◆ **Objective**
Take every line from the listing below that contains "JSON".

⁂

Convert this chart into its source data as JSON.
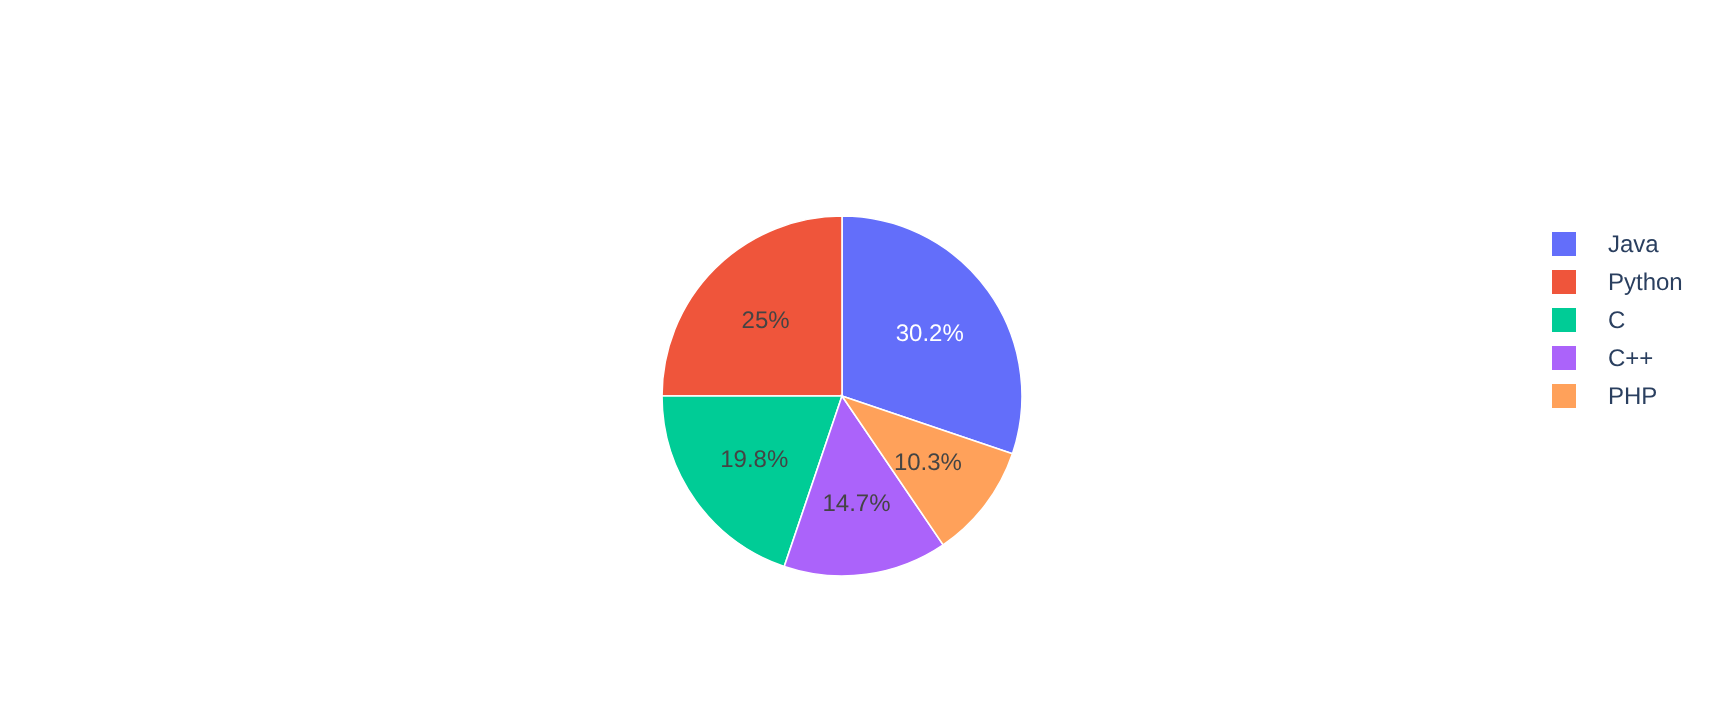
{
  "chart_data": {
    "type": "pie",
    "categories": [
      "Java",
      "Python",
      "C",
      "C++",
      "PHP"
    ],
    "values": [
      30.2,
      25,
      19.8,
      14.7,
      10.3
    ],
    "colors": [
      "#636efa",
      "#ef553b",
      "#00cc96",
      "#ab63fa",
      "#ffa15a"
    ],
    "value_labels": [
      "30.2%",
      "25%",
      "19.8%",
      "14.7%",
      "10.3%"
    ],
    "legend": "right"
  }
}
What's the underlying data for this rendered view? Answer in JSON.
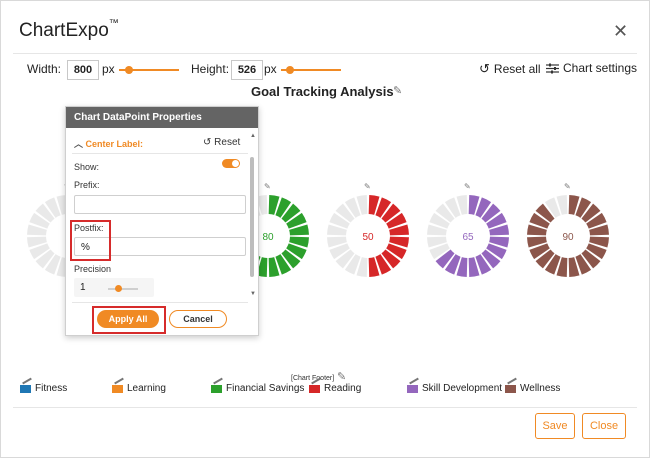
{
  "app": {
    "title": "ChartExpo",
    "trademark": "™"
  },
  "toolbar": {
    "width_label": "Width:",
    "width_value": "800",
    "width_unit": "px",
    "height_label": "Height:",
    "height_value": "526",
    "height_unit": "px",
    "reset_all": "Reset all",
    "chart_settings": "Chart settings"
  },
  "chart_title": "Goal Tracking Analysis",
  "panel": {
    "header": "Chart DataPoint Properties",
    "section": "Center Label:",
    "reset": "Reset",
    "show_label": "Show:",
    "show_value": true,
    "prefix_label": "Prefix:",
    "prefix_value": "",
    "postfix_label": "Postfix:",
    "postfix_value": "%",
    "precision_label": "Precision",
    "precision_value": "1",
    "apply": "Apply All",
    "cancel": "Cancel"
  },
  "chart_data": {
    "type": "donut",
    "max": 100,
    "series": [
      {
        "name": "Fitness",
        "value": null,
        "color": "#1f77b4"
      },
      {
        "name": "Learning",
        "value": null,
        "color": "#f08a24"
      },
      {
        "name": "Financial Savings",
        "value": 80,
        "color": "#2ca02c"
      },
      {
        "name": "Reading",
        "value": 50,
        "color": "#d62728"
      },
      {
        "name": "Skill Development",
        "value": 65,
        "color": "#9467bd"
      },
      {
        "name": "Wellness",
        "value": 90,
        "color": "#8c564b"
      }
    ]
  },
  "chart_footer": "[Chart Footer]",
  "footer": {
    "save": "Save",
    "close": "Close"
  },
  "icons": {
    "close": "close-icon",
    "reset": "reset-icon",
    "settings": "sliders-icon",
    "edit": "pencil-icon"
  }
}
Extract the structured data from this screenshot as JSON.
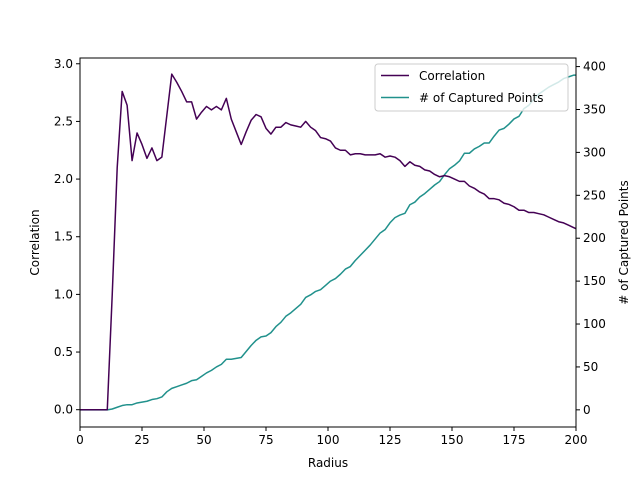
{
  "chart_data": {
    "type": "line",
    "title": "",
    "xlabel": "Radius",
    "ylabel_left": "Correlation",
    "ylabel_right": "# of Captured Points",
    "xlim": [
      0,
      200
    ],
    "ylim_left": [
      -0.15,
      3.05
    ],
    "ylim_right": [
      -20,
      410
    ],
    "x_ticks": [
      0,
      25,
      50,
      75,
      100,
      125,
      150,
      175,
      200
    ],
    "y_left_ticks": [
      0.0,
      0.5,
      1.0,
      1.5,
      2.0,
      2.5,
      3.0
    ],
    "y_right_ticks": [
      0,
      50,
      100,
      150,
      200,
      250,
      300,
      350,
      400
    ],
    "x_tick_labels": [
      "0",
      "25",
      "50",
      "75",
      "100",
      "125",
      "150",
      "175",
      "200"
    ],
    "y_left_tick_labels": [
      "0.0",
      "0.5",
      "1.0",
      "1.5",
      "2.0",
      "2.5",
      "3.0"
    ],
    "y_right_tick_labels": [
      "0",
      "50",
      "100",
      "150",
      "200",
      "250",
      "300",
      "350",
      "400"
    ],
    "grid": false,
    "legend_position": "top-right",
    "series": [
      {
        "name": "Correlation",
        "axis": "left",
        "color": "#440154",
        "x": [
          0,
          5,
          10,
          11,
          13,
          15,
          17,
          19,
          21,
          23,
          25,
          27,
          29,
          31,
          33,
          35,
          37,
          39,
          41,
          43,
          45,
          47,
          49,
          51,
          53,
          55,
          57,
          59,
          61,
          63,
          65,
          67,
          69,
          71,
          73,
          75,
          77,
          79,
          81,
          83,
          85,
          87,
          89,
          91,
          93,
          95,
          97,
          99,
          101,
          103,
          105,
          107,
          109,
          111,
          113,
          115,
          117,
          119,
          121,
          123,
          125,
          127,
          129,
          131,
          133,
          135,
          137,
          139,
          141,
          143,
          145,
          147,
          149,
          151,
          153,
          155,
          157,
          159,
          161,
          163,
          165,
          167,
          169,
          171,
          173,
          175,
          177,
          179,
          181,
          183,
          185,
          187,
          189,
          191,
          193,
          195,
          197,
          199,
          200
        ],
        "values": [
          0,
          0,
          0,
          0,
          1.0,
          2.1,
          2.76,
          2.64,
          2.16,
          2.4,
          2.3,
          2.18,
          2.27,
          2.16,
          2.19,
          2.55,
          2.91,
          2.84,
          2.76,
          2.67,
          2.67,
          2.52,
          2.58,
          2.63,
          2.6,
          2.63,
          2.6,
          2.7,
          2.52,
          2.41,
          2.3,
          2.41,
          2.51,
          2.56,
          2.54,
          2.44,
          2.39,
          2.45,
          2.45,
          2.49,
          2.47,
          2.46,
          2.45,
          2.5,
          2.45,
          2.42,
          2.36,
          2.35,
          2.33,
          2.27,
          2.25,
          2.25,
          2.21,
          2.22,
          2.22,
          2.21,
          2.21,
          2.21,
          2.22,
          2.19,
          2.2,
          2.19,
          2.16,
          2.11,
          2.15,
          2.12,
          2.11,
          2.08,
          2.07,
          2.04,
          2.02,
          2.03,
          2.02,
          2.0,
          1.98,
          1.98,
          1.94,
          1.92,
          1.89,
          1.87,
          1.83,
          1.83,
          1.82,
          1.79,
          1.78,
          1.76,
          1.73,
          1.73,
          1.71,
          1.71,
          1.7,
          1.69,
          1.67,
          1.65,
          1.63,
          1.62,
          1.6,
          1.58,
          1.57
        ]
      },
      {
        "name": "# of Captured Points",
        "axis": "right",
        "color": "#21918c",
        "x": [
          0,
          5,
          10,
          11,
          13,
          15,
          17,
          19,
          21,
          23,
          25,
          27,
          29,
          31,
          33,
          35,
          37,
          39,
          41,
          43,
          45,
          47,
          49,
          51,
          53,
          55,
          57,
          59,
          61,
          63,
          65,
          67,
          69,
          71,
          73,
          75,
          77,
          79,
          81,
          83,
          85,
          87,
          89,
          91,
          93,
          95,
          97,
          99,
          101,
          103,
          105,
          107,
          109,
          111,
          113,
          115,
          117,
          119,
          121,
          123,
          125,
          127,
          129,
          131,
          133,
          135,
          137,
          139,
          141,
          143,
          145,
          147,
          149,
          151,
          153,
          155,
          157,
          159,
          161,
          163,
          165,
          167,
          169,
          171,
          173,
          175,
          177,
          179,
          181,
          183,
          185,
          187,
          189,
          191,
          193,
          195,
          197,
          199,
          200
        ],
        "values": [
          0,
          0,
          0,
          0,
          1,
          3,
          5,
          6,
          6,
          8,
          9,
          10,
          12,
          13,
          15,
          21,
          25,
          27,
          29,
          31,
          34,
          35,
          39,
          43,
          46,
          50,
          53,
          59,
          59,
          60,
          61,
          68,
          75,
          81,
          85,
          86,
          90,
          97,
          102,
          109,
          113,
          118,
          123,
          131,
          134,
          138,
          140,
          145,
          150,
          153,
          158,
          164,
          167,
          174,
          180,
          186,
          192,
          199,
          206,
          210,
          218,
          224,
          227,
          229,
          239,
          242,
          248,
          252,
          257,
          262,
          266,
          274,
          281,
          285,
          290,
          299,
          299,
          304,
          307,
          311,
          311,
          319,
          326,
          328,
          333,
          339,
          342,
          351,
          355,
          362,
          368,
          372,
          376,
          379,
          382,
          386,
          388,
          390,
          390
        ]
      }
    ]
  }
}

⁂

◆ **Output of the exercise**
Convert this chart into its source data as JSON.
What's the underlying data for this rendered view? Answer in JSON.
Extract the structured data from this screenshot as JSON.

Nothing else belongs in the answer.